── Records for this exercise

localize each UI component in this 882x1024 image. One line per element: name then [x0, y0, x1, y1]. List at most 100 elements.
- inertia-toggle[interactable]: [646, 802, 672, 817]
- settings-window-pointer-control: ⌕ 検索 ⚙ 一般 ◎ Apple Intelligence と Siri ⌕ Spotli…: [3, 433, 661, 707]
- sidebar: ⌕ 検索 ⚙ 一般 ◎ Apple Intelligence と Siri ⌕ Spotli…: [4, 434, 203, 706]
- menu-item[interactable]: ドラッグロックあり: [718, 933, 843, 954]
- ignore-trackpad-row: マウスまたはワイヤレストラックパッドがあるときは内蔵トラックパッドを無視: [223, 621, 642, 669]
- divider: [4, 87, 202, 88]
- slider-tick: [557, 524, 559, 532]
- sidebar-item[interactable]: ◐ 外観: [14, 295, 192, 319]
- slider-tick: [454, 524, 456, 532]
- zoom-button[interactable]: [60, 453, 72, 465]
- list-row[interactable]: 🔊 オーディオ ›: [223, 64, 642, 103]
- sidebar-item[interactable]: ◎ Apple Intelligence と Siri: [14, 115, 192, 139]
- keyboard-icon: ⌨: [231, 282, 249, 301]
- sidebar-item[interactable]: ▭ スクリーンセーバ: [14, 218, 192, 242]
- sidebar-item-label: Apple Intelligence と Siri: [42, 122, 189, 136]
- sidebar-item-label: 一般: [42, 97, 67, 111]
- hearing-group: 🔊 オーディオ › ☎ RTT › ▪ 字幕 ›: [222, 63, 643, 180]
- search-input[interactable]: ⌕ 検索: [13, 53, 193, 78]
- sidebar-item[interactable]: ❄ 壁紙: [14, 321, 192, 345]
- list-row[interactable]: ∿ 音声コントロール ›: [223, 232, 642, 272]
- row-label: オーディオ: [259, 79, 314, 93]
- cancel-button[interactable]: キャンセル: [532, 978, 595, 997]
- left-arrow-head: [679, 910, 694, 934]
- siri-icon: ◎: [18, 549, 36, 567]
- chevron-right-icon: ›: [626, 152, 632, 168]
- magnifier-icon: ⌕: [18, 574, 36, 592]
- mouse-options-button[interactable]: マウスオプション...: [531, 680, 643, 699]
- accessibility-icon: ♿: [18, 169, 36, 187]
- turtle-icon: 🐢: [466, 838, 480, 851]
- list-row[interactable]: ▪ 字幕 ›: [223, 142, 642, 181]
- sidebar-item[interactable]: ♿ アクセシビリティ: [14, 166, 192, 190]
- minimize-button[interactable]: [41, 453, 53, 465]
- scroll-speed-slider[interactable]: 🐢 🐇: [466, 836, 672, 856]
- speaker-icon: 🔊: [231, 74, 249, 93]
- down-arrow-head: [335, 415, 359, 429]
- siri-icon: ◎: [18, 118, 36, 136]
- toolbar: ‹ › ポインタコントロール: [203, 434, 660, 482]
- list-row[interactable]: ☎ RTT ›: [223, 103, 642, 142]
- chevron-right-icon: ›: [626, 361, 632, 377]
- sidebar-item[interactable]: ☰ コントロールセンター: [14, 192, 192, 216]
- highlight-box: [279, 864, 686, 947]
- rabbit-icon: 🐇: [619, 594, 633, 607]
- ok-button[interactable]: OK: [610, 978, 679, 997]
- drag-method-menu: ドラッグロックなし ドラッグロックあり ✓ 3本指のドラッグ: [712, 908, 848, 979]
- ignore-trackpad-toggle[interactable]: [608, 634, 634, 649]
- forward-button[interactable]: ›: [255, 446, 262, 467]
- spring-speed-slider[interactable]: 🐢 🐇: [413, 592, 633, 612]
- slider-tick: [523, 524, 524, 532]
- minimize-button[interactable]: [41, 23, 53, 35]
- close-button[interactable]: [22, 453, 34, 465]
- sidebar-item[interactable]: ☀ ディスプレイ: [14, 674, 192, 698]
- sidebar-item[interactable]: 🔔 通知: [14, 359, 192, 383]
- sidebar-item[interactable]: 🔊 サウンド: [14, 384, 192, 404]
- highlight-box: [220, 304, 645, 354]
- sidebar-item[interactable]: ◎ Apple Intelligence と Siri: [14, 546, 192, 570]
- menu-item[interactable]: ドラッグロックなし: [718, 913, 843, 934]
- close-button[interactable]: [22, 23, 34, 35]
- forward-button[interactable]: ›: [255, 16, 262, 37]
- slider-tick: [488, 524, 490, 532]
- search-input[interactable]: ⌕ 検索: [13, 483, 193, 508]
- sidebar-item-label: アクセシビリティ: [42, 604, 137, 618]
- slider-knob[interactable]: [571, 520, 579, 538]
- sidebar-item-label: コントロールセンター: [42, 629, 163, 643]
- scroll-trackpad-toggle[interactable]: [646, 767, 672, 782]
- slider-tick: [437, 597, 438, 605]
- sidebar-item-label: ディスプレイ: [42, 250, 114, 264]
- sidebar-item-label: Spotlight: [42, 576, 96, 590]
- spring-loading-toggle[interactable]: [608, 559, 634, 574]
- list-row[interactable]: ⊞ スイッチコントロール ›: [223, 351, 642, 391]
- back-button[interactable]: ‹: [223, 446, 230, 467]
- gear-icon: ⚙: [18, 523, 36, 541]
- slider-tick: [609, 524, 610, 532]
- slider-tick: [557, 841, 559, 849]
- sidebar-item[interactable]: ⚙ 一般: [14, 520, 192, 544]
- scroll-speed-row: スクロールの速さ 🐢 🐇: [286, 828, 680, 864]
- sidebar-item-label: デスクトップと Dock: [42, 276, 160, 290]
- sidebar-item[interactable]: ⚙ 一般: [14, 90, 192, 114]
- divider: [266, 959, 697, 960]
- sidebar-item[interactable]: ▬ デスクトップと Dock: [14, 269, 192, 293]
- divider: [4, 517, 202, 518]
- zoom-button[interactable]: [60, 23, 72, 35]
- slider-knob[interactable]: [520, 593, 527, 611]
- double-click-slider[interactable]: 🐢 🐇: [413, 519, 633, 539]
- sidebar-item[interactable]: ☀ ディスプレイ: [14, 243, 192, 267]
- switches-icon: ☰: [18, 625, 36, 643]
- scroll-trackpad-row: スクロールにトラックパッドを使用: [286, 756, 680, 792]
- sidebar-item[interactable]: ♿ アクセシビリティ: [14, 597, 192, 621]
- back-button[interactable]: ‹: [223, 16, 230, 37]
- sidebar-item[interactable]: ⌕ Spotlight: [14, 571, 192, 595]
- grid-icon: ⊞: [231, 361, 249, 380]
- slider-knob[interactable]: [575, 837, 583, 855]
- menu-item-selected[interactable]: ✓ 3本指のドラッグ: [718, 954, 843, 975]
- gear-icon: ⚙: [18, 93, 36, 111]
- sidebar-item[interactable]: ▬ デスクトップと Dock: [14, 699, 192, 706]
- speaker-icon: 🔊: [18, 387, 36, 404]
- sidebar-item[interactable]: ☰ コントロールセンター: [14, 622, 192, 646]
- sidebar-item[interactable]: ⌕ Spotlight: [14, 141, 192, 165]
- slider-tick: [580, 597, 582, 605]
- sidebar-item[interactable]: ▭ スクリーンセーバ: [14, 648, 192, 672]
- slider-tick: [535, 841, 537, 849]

────

Your instructions: Render as a JSON list of strings, one per line with blank lines omitted, the part of the records that opens with the first line and closes with the line containing "- sidebar: ⌕", both ends included.

Written solution:
[
  "localize each UI component in this 882x1024 image. One line per element: name then [x0, y0, x1, y1]. List at most 100 elements.",
  "- inertia-toggle[interactable]: [646, 802, 672, 817]",
  "- settings-window-pointer-control: ⌕ 検索 ⚙ 一般 ◎ Apple Intelligence と Siri ⌕ Spotli…: [3, 433, 661, 707]",
  "- sidebar: ⌕ 検索 ⚙ 一般 ◎ Apple Intelligence と Siri ⌕ Spotli…: [4, 434, 203, 706]"
]